(Some records)

= = = =

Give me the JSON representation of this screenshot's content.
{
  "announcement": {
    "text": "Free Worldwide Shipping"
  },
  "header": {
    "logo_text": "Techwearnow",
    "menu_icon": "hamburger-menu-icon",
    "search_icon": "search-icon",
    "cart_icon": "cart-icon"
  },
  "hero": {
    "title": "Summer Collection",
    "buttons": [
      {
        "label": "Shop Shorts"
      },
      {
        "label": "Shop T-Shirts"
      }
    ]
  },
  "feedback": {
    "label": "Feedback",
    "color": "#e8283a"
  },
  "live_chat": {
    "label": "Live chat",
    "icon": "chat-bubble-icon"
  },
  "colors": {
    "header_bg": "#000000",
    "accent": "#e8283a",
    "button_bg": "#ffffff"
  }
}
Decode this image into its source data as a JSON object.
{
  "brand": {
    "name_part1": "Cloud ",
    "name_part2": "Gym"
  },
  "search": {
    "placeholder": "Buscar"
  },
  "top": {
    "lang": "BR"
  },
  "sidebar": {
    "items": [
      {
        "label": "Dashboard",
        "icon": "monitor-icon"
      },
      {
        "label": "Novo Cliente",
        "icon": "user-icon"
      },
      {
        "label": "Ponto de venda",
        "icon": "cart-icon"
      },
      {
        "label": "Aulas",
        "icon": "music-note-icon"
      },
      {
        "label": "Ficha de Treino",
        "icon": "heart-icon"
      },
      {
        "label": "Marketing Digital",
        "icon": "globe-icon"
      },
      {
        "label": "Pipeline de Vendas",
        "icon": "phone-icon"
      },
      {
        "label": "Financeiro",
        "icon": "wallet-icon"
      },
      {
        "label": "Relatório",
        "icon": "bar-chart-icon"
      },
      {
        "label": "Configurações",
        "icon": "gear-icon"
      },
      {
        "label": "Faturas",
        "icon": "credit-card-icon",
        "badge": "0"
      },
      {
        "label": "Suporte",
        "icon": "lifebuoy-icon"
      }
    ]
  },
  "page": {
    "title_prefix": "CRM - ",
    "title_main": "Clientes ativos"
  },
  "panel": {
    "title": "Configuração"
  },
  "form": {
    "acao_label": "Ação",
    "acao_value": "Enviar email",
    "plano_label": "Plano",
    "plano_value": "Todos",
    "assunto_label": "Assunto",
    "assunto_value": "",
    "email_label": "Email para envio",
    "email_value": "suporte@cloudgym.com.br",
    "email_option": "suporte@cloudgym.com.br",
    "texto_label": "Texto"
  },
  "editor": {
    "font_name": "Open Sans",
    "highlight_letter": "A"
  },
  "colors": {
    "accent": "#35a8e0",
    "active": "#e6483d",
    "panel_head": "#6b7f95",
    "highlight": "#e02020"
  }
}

= = = =

Task details: For each line in the data above that contains the string "Shop", extract the line.

Written answer:
        "label": "Shop Shorts"
        "label": "Shop T-Shirts"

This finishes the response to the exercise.